Copy the data that follows, character for character, minus the pictures.

### DATASET
------------------------
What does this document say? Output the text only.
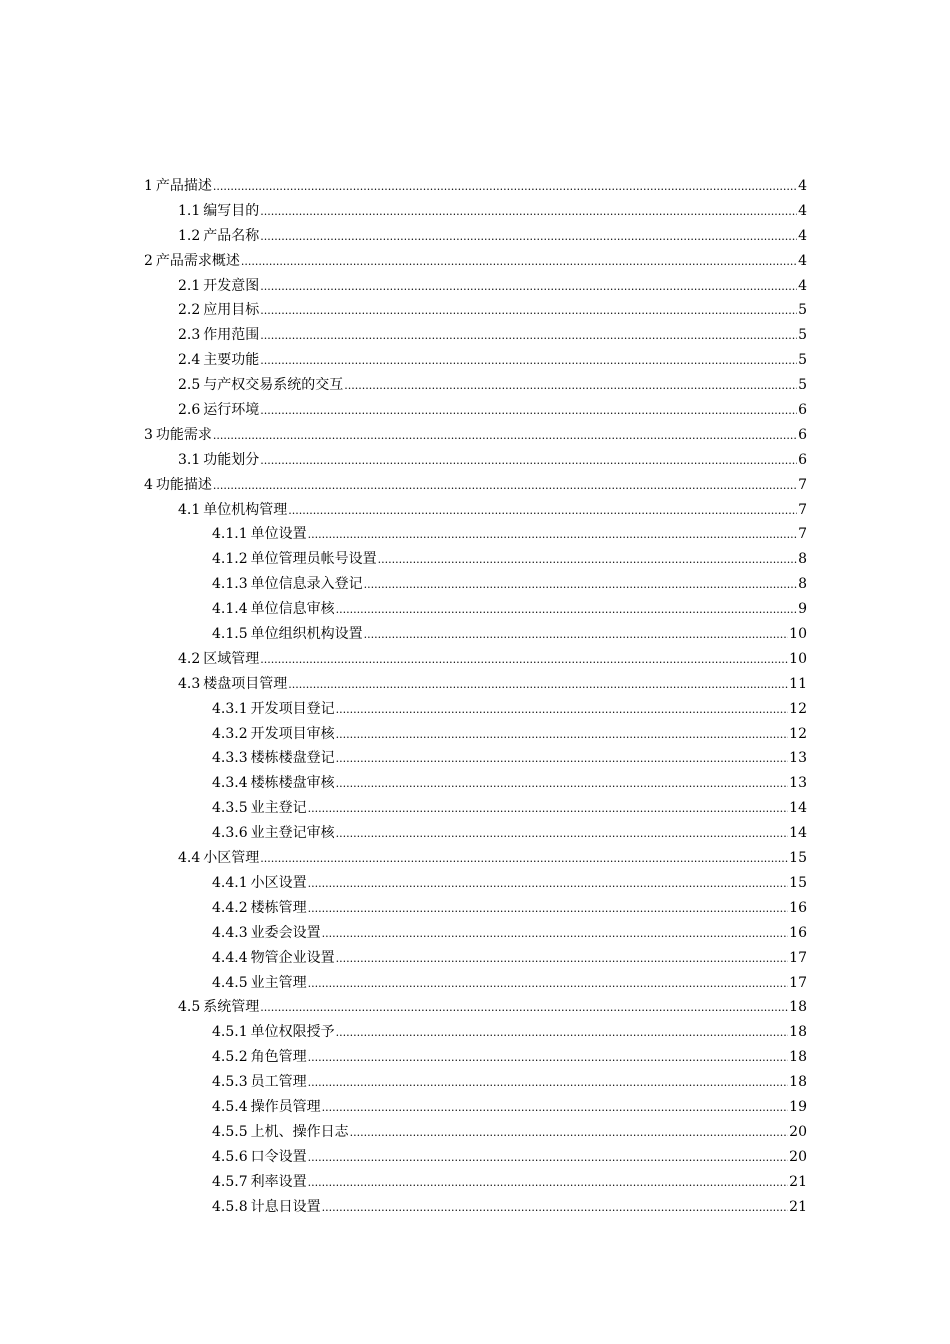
1 产品描述 .....	4
1.1 编写目的 .....	4
1.2 产品名称 .....	4
2 产品需求概述 .....	4
2.1 开发意图 .....	4
2.2 应用目标 .....	5
2.3 作用范围 .....	5
2.4 主要功能 .....	5
2.5 与产权交易系统的交互 .....	5
2.6 运行环境 .....	6
3 功能需求 .....	6
3.1 功能划分 .....	6
4 功能描述 .....	7
4.1 单位机构管理 .....	7
4.1.1 单位设置 .....	7
4.1.2 单位管理员帐号设置 .....	8
4.1.3 单位信息录入登记 .....	8
4.1.4 单位信息审核 .....	9
4.1.5 单位组织机构设置 .....	10
4.2 区域管理 .....	10
4.3 楼盘项目管理 .....	11
4.3.1 开发项目登记 .....	12
4.3.2 开发项目审核 .....	12
4.3.3 楼栋楼盘登记 .....	13
4.3.4 楼栋楼盘审核 .....	13
4.3.5 业主登记 .....	14
4.3.6 业主登记审核 .....	14
4.4 小区管理 .....	15
4.4.1 小区设置 .....	15
4.4.2 楼栋管理 .....	16
4.4.3 业委会设置 .....	16
4.4.4 物管企业设置 .....	17
4.4.5 业主管理 .....	17
4.5 系统管理 .....	18
4.5.1 单位权限授予 .....	18
4.5.2 角色管理 .....	18
4.5.3 员工管理 .....	18
4.5.4 操作员管理 .....	19
4.5.5 上机、操作日志 .....	20
4.5.6 口令设置 .....	20
4.5.7 利率设置 .....	21
4.5.8 计息日设置 .....	21
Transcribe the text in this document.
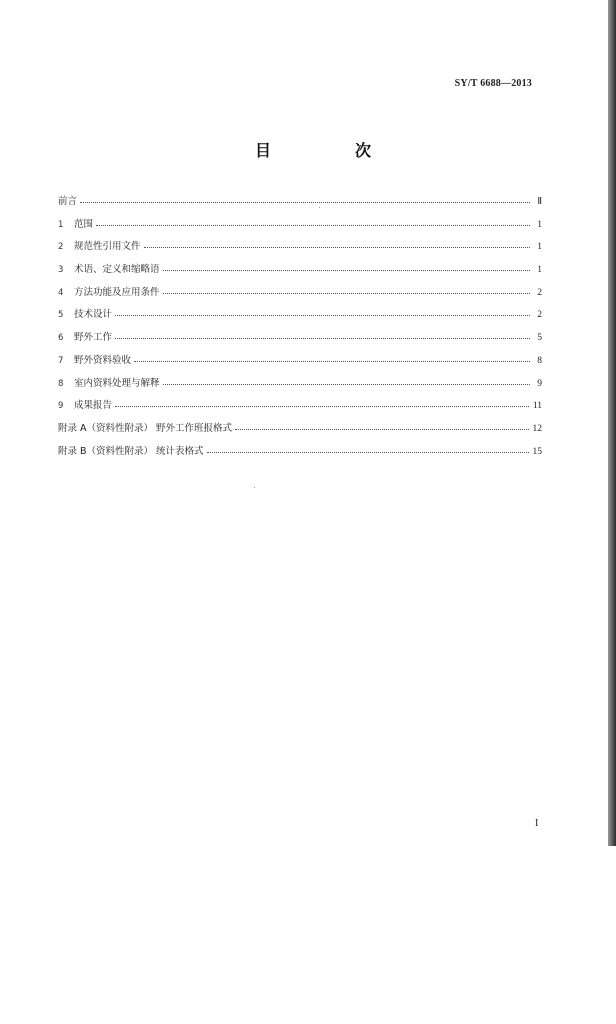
SY/T 6688—2013
目　次
前言	Ⅱ
1	范围	1
2	规范性引用文件	1
3	术语、定义和缩略语	1
4	方法功能及应用条件	2
5	技术设计	2
6	野外工作	5
7	野外资料验收	8
8	室内资料处理与解释	9
9	成果报告	11
附录 A（资料性附录） 野外工作班报格式	12
附录 B（资料性附录） 统计表格式	15
I
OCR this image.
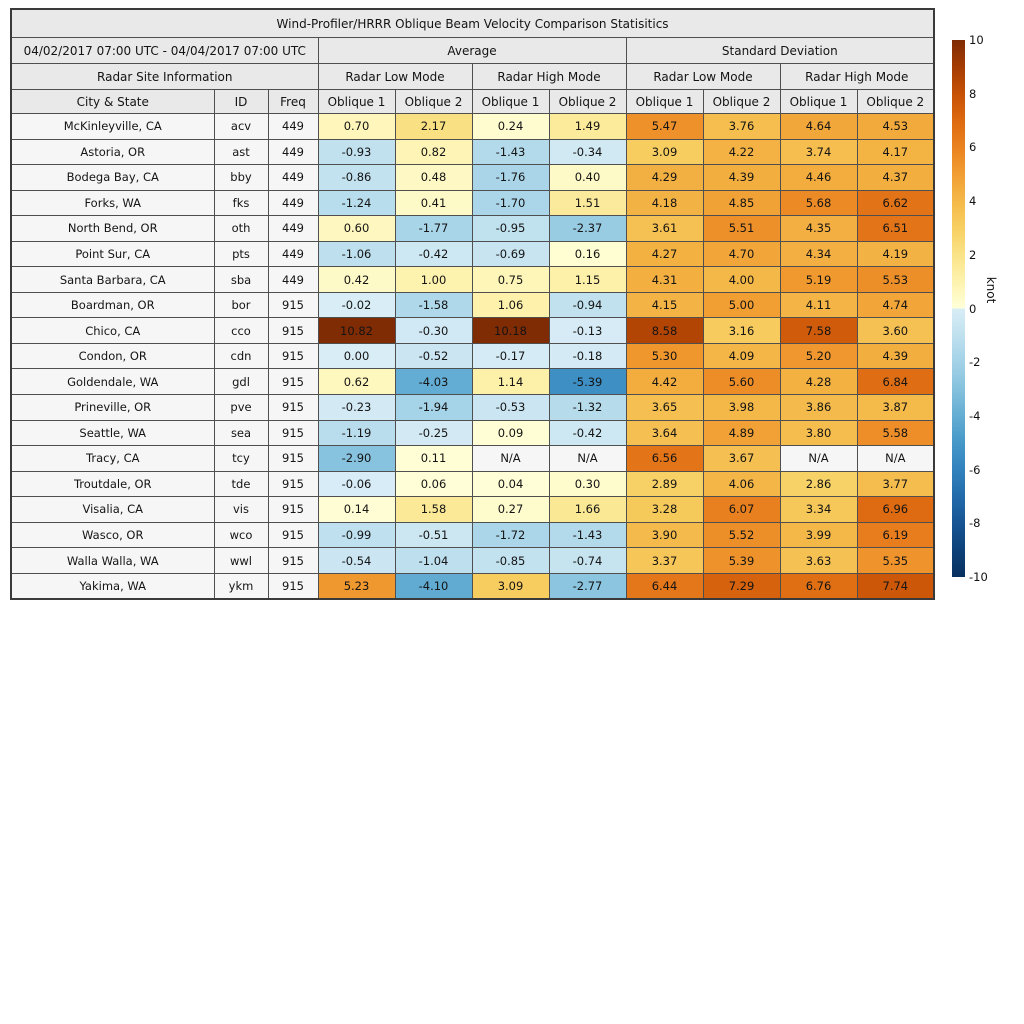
Wind-Profiler/HRRR Oblique Beam Velocity Comparison Statisitics										
04/02/2017 07:00 UTC - 04/04/2017 07:00 UTC			Average				Standard Deviation			
Radar Site Information			Radar Low Mode		Radar High Mode		Radar Low Mode		Radar High Mode	
City & State	ID	Freq	Oblique 1	Oblique 2	Oblique 1	Oblique 2	Oblique 1	Oblique 2	Oblique 1	Oblique 2
McKinleyville, CA	acv	449	0.70	2.17	0.24	1.49	5.47	3.76	4.64	4.53
Astoria, OR	ast	449	-0.93	0.82	-1.43	-0.34	3.09	4.22	3.74	4.17
Bodega Bay, CA	bby	449	-0.86	0.48	-1.76	0.40	4.29	4.39	4.46	4.37
Forks, WA	fks	449	-1.24	0.41	-1.70	1.51	4.18	4.85	5.68	6.62
North Bend, OR	oth	449	0.60	-1.77	-0.95	-2.37	3.61	5.51	4.35	6.51
Point Sur, CA	pts	449	-1.06	-0.42	-0.69	0.16	4.27	4.70	4.34	4.19
Santa Barbara, CA	sba	449	0.42	1.00	0.75	1.15	4.31	4.00	5.19	5.53
Boardman, OR	bor	915	-0.02	-1.58	1.06	-0.94	4.15	5.00	4.11	4.74
Chico, CA	cco	915	10.82	-0.30	10.18	-0.13	8.58	3.16	7.58	3.60
Condon, OR	cdn	915	0.00	-0.52	-0.17	-0.18	5.30	4.09	5.20	4.39
Goldendale, WA	gdl	915	0.62	-4.03	1.14	-5.39	4.42	5.60	4.28	6.84
Prineville, OR	pve	915	-0.23	-1.94	-0.53	-1.32	3.65	3.98	3.86	3.87
Seattle, WA	sea	915	-1.19	-0.25	0.09	-0.42	3.64	4.89	3.80	5.58
Tracy, CA	tcy	915	-2.90	0.11	N/A	N/A	6.56	3.67	N/A	N/A
Troutdale, OR	tde	915	-0.06	0.06	0.04	0.30	2.89	4.06	2.86	3.77
Visalia, CA	vis	915	0.14	1.58	0.27	1.66	3.28	6.07	3.34	6.96
Wasco, OR	wco	915	-0.99	-0.51	-1.72	-1.43	3.90	5.52	3.99	6.19
Walla Walla, WA	wwl	915	-0.54	-1.04	-0.85	-0.74	3.37	5.39	3.63	5.35
Yakima, WA	ykm	915	5.23	-4.10	3.09	-2.77	6.44	7.29	6.76	7.74
10
8
6
4
2
0
-2
-4
-6
-8
-10
knot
------------------------
### FULL OUTPUT
What does this document say? Output the text only.
1 产品描述 .....	4
1.1 编写目的 .....	4
1.2 产品名称 .....	4
2 产品需求概述 .....	4
2.1 开发意图 .....	4
2.2 应用目标 .....	5
2.3 作用范围 .....	5
2.4 主要功能 .....	5
2.5 与产权交易系统的交互 .....	5
2.6 运行环境 .....	6
3 功能需求 .....	6
3.1 功能划分 .....	6
4 功能描述 .....	7
4.1 单位机构管理 .....	7
4.1.1 单位设置 .....	7
4.1.2 单位管理员帐号设置 .....	8
4.1.3 单位信息录入登记 .....	8
4.1.4 单位信息审核 .....	9
4.1.5 单位组织机构设置 .....	10
4.2 区域管理 .....	10
4.3 楼盘项目管理 .....	11
4.3.1 开发项目登记 .....	12
4.3.2 开发项目审核 .....	12
4.3.3 楼栋楼盘登记 .....	13
4.3.4 楼栋楼盘审核 .....	13
4.3.5 业主登记 .....	14
4.3.6 业主登记审核 .....	14
4.4 小区管理 .....	15
4.4.1 小区设置 .....	15
4.4.2 楼栋管理 .....	16
4.4.3 业委会设置 .....	16
4.4.4 物管企业设置 .....	17
4.4.5 业主管理 .....	17
4.5 系统管理 .....	18
4.5.1 单位权限授予 .....	18
4.5.2 角色管理 .....	18
4.5.3 员工管理 .....	18
4.5.4 操作员管理 .....	19
4.5.5 上机、操作日志 .....	20
4.5.6 口令设置 .....	20
4.5.7 利率设置 .....	21
4.5.8 计息日设置 .....	21
Transcribe the text in this document.
SY/T 6688—2013
目　次
前言	Ⅱ
1	范围	1
2	规范性引用文件	1
3	术语、定义和缩略语	1
4	方法功能及应用条件	2
5	技术设计	2
6	野外工作	5
7	野外资料验收	8
8	室内资料处理与解释	9
9	成果报告	11
附录 A（资料性附录） 野外工作班报格式	12
附录 B（资料性附录） 统计表格式	15
I
OCR this image.
Wind-Profiler/HRRR Oblique Beam Velocity Comparison Statisitics										
04/02/2017 07:00 UTC - 04/04/2017 07:00 UTC			Average				Standard Deviation			
Radar Site Information			Radar Low Mode		Radar High Mode		Radar Low Mode		Radar High Mode	
City & State	ID	Freq	Oblique 1	Oblique 2	Oblique 1	Oblique 2	Oblique 1	Oblique 2	Oblique 1	Oblique 2
McKinleyville, CA	acv	449	0.70	2.17	0.24	1.49	5.47	3.76	4.64	4.53
Astoria, OR	ast	449	-0.93	0.82	-1.43	-0.34	3.09	4.22	3.74	4.17
Bodega Bay, CA	bby	449	-0.86	0.48	-1.76	0.40	4.29	4.39	4.46	4.37
Forks, WA	fks	449	-1.24	0.41	-1.70	1.51	4.18	4.85	5.68	6.62
North Bend, OR	oth	449	0.60	-1.77	-0.95	-2.37	3.61	5.51	4.35	6.51
Point Sur, CA	pts	449	-1.06	-0.42	-0.69	0.16	4.27	4.70	4.34	4.19
Santa Barbara, CA	sba	449	0.42	1.00	0.75	1.15	4.31	4.00	5.19	5.53
Boardman, OR	bor	915	-0.02	-1.58	1.06	-0.94	4.15	5.00	4.11	4.74
Chico, CA	cco	915	10.82	-0.30	10.18	-0.13	8.58	3.16	7.58	3.60
Condon, OR	cdn	915	0.00	-0.52	-0.17	-0.18	5.30	4.09	5.20	4.39
Goldendale, WA	gdl	915	0.62	-4.03	1.14	-5.39	4.42	5.60	4.28	6.84
Prineville, OR	pve	915	-0.23	-1.94	-0.53	-1.32	3.65	3.98	3.86	3.87
Seattle, WA	sea	915	-1.19	-0.25	0.09	-0.42	3.64	4.89	3.80	5.58
Tracy, CA	tcy	915	-2.90	0.11	N/A	N/A	6.56	3.67	N/A	N/A
Troutdale, OR	tde	915	-0.06	0.06	0.04	0.30	2.89	4.06	2.86	3.77
Visalia, CA	vis	915	0.14	1.58	0.27	1.66	3.28	6.07	3.34	6.96
Wasco, OR	wco	915	-0.99	-0.51	-1.72	-1.43	3.90	5.52	3.99	6.19
Walla Walla, WA	wwl	915	-0.54	-1.04	-0.85	-0.74	3.37	5.39	3.63	5.35
Yakima, WA	ykm	915	5.23	-4.10	3.09	-2.77	6.44	7.29	6.76	7.74
10
8
6
4
2
0
-2
-4
-6
-8
-10
knot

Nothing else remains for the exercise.